Request — The entries below should be quoted exactly, with no pictures carried over.

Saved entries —
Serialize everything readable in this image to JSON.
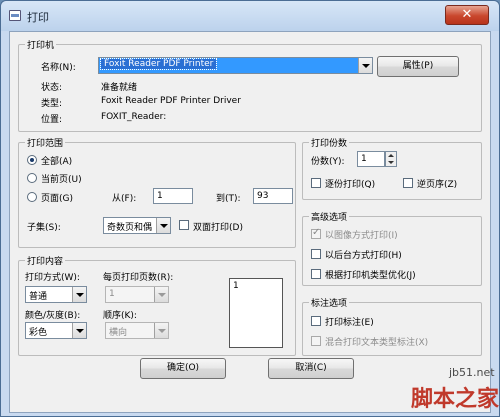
{
  "window": {
    "title": "打印",
    "close_glyph": "✕"
  },
  "printer": {
    "group_label": "打印机",
    "name_label": "名称(N):",
    "name_value": "Foxit Reader PDF Printer",
    "properties_button": "属性(P)",
    "status_label": "状态:",
    "status_value": "准备就绪",
    "type_label": "类型:",
    "type_value": "Foxit Reader PDF Printer Driver",
    "location_label": "位置:",
    "location_value": "FOXIT_Reader:"
  },
  "range": {
    "group_label": "打印范围",
    "all_label": "全部(A)",
    "current_label": "当前页(U)",
    "pages_label": "页面(G)",
    "from_label": "从(F):",
    "from_value": "1",
    "to_label": "到(T):",
    "to_value": "93",
    "subset_label": "子集(S):",
    "subset_value": "奇数页和偶",
    "duplex_label": "双面打印(D)",
    "selected": "all"
  },
  "copies": {
    "group_label": "打印份数",
    "count_label": "份数(Y):",
    "count_value": "1",
    "collate_label": "逐份打印(Q)",
    "reverse_label": "逆页序(Z)"
  },
  "advanced": {
    "group_label": "高级选项",
    "print_as_image_label": "以图像方式打印(I)",
    "print_as_image_checked": true,
    "background_label": "以后台方式打印(H)",
    "optimize_label": "根据打印机类型优化(J)"
  },
  "content": {
    "group_label": "打印内容",
    "mode_label": "打印方式(W):",
    "mode_value": "普通",
    "pages_per_sheet_label": "每页打印页数(R):",
    "pages_per_sheet_value": "1",
    "color_label": "颜色/灰度(B):",
    "color_value": "彩色",
    "order_label": "顺序(K):",
    "order_value": "横向",
    "preview_number": "1"
  },
  "annotations": {
    "group_label": "标注选项",
    "print_annotations_label": "打印标注(E)",
    "mixed_label": "混合打印文本类型标注(X)"
  },
  "buttons": {
    "ok": "确定(O)",
    "cancel": "取消(C)"
  },
  "watermark": {
    "site": "jb51.net",
    "brand": "脚本之家"
  }
}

Response below —
Serialize everything readable in this image to JSON.
{
  "window": {
    "title": "打印",
    "close_glyph": "✕"
  },
  "printer": {
    "group_label": "打印机",
    "name_label": "名称(N):",
    "name_value": "Foxit Reader PDF Printer",
    "properties_button": "属性(P)",
    "status_label": "状态:",
    "status_value": "准备就绪",
    "type_label": "类型:",
    "type_value": "Foxit Reader PDF Printer Driver",
    "location_label": "位置:",
    "location_value": "FOXIT_Reader:"
  },
  "range": {
    "group_label": "打印范围",
    "all_label": "全部(A)",
    "current_label": "当前页(U)",
    "pages_label": "页面(G)",
    "from_label": "从(F):",
    "from_value": "1",
    "to_label": "到(T):",
    "to_value": "93",
    "subset_label": "子集(S):",
    "subset_value": "奇数页和偶",
    "duplex_label": "双面打印(D)",
    "selected": "all"
  },
  "copies": {
    "group_label": "打印份数",
    "count_label": "份数(Y):",
    "count_value": "1",
    "collate_label": "逐份打印(Q)",
    "reverse_label": "逆页序(Z)"
  },
  "advanced": {
    "group_label": "高级选项",
    "print_as_image_label": "以图像方式打印(I)",
    "print_as_image_checked": true,
    "background_label": "以后台方式打印(H)",
    "optimize_label": "根据打印机类型优化(J)"
  },
  "content": {
    "group_label": "打印内容",
    "mode_label": "打印方式(W):",
    "mode_value": "普通",
    "pages_per_sheet_label": "每页打印页数(R):",
    "pages_per_sheet_value": "1",
    "color_label": "颜色/灰度(B):",
    "color_value": "彩色",
    "order_label": "顺序(K):",
    "order_value": "横向",
    "preview_number": "1"
  },
  "annotations": {
    "group_label": "标注选项",
    "print_annotations_label": "打印标注(E)",
    "mixed_label": "混合打印文本类型标注(X)"
  },
  "buttons": {
    "ok": "确定(O)",
    "cancel": "取消(C)"
  },
  "watermark": {
    "site": "jb51.net",
    "brand": "脚本之家"
  }
}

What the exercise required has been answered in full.